**REQUIREMENT**
Would you return all of this data exactly, leaving nothing out?
--- SOURCE DATA ---
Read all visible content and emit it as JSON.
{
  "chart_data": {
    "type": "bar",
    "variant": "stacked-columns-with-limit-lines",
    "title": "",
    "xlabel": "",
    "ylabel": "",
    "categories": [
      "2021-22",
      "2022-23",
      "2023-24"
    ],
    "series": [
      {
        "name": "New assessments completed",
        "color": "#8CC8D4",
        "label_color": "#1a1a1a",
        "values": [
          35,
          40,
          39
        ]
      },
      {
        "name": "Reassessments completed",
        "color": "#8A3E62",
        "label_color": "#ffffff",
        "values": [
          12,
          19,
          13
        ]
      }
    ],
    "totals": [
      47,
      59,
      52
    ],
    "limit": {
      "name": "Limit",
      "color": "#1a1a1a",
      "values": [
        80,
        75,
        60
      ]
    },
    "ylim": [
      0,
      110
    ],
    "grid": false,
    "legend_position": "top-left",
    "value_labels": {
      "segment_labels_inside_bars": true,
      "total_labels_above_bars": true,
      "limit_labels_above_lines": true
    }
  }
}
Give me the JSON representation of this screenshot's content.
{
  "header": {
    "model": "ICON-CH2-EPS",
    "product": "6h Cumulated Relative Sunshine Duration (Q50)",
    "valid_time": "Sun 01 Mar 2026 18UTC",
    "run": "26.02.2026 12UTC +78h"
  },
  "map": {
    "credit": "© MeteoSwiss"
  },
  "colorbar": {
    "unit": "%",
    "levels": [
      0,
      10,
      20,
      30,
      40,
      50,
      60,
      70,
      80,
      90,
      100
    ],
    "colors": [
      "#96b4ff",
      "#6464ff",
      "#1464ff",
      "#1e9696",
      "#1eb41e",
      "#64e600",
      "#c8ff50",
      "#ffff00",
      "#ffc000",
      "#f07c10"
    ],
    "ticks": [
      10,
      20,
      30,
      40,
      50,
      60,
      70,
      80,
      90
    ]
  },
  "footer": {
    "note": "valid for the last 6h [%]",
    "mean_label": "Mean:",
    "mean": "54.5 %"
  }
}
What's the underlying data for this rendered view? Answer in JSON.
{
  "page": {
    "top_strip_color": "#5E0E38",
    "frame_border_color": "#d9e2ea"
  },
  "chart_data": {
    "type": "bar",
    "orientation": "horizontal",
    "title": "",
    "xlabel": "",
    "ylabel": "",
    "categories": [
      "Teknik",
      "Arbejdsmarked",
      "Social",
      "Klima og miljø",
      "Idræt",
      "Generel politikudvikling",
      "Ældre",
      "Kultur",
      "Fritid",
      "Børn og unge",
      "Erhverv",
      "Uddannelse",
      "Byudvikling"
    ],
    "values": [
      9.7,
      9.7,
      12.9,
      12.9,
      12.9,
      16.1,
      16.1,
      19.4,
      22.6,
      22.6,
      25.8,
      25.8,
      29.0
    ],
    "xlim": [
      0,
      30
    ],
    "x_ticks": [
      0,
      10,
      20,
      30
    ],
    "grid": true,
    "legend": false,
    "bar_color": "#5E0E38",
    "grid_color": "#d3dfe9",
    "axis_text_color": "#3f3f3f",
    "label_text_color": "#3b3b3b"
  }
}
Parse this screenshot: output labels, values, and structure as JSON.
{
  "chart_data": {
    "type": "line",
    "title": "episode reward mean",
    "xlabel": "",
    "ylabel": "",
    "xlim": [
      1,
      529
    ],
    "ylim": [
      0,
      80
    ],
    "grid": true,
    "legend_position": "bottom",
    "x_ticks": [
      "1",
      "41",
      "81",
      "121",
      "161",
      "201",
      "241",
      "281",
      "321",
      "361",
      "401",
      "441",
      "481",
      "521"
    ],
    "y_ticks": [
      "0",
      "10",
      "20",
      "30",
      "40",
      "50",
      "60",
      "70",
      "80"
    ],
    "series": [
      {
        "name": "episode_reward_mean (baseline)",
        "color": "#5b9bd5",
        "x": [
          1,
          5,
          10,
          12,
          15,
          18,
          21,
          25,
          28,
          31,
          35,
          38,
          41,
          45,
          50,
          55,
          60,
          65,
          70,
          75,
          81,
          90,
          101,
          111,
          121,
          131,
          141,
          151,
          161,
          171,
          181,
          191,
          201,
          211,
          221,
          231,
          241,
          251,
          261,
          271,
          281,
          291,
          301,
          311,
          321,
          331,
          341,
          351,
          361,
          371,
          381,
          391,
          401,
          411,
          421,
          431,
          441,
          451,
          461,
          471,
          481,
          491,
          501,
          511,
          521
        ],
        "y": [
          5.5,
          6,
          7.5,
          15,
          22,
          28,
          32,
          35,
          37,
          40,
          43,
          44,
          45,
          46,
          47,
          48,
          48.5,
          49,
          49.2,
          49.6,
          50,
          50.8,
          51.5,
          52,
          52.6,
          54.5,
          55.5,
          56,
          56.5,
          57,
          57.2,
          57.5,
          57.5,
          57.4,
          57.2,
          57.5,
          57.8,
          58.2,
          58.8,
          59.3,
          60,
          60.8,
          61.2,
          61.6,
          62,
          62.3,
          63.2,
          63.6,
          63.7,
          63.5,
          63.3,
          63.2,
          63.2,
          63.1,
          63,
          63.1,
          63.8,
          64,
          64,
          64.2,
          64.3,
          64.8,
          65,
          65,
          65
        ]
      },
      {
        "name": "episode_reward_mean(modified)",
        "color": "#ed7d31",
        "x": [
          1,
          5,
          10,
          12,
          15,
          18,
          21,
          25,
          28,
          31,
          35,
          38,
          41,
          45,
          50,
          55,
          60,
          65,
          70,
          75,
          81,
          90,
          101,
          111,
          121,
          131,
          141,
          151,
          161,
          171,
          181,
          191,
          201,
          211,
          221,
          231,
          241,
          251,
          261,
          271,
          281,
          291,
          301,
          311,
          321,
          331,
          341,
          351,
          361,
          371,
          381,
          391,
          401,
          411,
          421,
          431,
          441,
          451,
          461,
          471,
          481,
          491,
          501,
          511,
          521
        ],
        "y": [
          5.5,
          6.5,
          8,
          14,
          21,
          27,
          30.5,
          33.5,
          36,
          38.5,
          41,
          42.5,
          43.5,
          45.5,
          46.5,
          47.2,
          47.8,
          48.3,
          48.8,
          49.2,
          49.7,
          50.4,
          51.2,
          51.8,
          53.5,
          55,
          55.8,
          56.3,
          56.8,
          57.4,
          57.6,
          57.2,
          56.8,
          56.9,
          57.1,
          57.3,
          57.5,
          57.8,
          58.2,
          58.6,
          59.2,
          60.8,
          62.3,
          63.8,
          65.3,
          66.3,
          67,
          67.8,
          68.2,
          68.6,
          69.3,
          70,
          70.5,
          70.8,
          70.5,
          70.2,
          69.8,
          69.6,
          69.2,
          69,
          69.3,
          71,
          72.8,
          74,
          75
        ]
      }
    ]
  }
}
---
**WORKED SOLUTION**
Read all visible content and emit it as JSON.
{
  "chart_data": {
    "type": "bar",
    "variant": "stacked-columns-with-limit-lines",
    "title": "",
    "xlabel": "",
    "ylabel": "",
    "categories": [
      "2021-22",
      "2022-23",
      "2023-24"
    ],
    "series": [
      {
        "name": "New assessments completed",
        "color": "#8CC8D4",
        "label_color": "#1a1a1a",
        "values": [
          35,
          40,
          39
        ]
      },
      {
        "name": "Reassessments completed",
        "color": "#8A3E62",
        "label_color": "#ffffff",
        "values": [
          12,
          19,
          13
        ]
      }
    ],
    "totals": [
      47,
      59,
      52
    ],
    "limit": {
      "name": "Limit",
      "color": "#1a1a1a",
      "values": [
        80,
        75,
        60
      ]
    },
    "ylim": [
      0,
      110
    ],
    "grid": false,
    "legend_position": "top-left",
    "value_labels": {
      "segment_labels_inside_bars": true,
      "total_labels_above_bars": true,
      "limit_labels_above_lines": true
    }
  }
}
Give me the JSON representation of this screenshot's content.
{
  "header": {
    "model": "ICON-CH2-EPS",
    "product": "6h Cumulated Relative Sunshine Duration (Q50)",
    "valid_time": "Sun 01 Mar 2026 18UTC",
    "run": "26.02.2026 12UTC +78h"
  },
  "map": {
    "credit": "© MeteoSwiss"
  },
  "colorbar": {
    "unit": "%",
    "levels": [
      0,
      10,
      20,
      30,
      40,
      50,
      60,
      70,
      80,
      90,
      100
    ],
    "colors": [
      "#96b4ff",
      "#6464ff",
      "#1464ff",
      "#1e9696",
      "#1eb41e",
      "#64e600",
      "#c8ff50",
      "#ffff00",
      "#ffc000",
      "#f07c10"
    ],
    "ticks": [
      10,
      20,
      30,
      40,
      50,
      60,
      70,
      80,
      90
    ]
  },
  "footer": {
    "note": "valid for the last 6h [%]",
    "mean_label": "Mean:",
    "mean": "54.5 %"
  }
}
What's the underlying data for this rendered view? Answer in JSON.
{
  "page": {
    "top_strip_color": "#5E0E38",
    "frame_border_color": "#d9e2ea"
  },
  "chart_data": {
    "type": "bar",
    "orientation": "horizontal",
    "title": "",
    "xlabel": "",
    "ylabel": "",
    "categories": [
      "Teknik",
      "Arbejdsmarked",
      "Social",
      "Klima og miljø",
      "Idræt",
      "Generel politikudvikling",
      "Ældre",
      "Kultur",
      "Fritid",
      "Børn og unge",
      "Erhverv",
      "Uddannelse",
      "Byudvikling"
    ],
    "values": [
      9.7,
      9.7,
      12.9,
      12.9,
      12.9,
      16.1,
      16.1,
      19.4,
      22.6,
      22.6,
      25.8,
      25.8,
      29.0
    ],
    "xlim": [
      0,
      30
    ],
    "x_ticks": [
      0,
      10,
      20,
      30
    ],
    "grid": true,
    "legend": false,
    "bar_color": "#5E0E38",
    "grid_color": "#d3dfe9",
    "axis_text_color": "#3f3f3f",
    "label_text_color": "#3b3b3b"
  }
}
Parse this screenshot: output labels, values, and structure as JSON.
{
  "chart_data": {
    "type": "line",
    "title": "episode reward mean",
    "xlabel": "",
    "ylabel": "",
    "xlim": [
      1,
      529
    ],
    "ylim": [
      0,
      80
    ],
    "grid": true,
    "legend_position": "bottom",
    "x_ticks": [
      "1",
      "41",
      "81",
      "121",
      "161",
      "201",
      "241",
      "281",
      "321",
      "361",
      "401",
      "441",
      "481",
      "521"
    ],
    "y_ticks": [
      "0",
      "10",
      "20",
      "30",
      "40",
      "50",
      "60",
      "70",
      "80"
    ],
    "series": [
      {
        "name": "episode_reward_mean (baseline)",
        "color": "#5b9bd5",
        "x": [
          1,
          5,
          10,
          12,
          15,
          18,
          21,
          25,
          28,
          31,
          35,
          38,
          41,
          45,
          50,
          55,
          60,
          65,
          70,
          75,
          81,
          90,
          101,
          111,
          121,
          131,
          141,
          151,
          161,
          171,
          181,
          191,
          201,
          211,
          221,
          231,
          241,
          251,
          261,
          271,
          281,
          291,
          301,
          311,
          321,
          331,
          341,
          351,
          361,
          371,
          381,
          391,
          401,
          411,
          421,
          431,
          441,
          451,
          461,
          471,
          481,
          491,
          501,
          511,
          521
        ],
        "y": [
          5.5,
          6,
          7.5,
          15,
          22,
          28,
          32,
          35,
          37,
          40,
          43,
          44,
          45,
          46,
          47,
          48,
          48.5,
          49,
          49.2,
          49.6,
          50,
          50.8,
          51.5,
          52,
          52.6,
          54.5,
          55.5,
          56,
          56.5,
          57,
          57.2,
          57.5,
          57.5,
          57.4,
          57.2,
          57.5,
          57.8,
          58.2,
          58.8,
          59.3,
          60,
          60.8,
          61.2,
          61.6,
          62,
          62.3,
          63.2,
          63.6,
          63.7,
          63.5,
          63.3,
          63.2,
          63.2,
          63.1,
          63,
          63.1,
          63.8,
          64,
          64,
          64.2,
          64.3,
          64.8,
          65,
          65,
          65
        ]
      },
      {
        "name": "episode_reward_mean(modified)",
        "color": "#ed7d31",
        "x": [
          1,
          5,
          10,
          12,
          15,
          18,
          21,
          25,
          28,
          31,
          35,
          38,
          41,
          45,
          50,
          55,
          60,
          65,
          70,
          75,
          81,
          90,
          101,
          111,
          121,
          131,
          141,
          151,
          161,
          171,
          181,
          191,
          201,
          211,
          221,
          231,
          241,
          251,
          261,
          271,
          281,
          291,
          301,
          311,
          321,
          331,
          341,
          351,
          361,
          371,
          381,
          391,
          401,
          411,
          421,
          431,
          441,
          451,
          461,
          471,
          481,
          491,
          501,
          511,
          521
        ],
        "y": [
          5.5,
          6.5,
          8,
          14,
          21,
          27,
          30.5,
          33.5,
          36,
          38.5,
          41,
          42.5,
          43.5,
          45.5,
          46.5,
          47.2,
          47.8,
          48.3,
          48.8,
          49.2,
          49.7,
          50.4,
          51.2,
          51.8,
          53.5,
          55,
          55.8,
          56.3,
          56.8,
          57.4,
          57.6,
          57.2,
          56.8,
          56.9,
          57.1,
          57.3,
          57.5,
          57.8,
          58.2,
          58.6,
          59.2,
          60.8,
          62.3,
          63.8,
          65.3,
          66.3,
          67,
          67.8,
          68.2,
          68.6,
          69.3,
          70,
          70.5,
          70.8,
          70.5,
          70.2,
          69.8,
          69.6,
          69.2,
          69,
          69.3,
          71,
          72.8,
          74,
          75
        ]
      }
    ]
  }
}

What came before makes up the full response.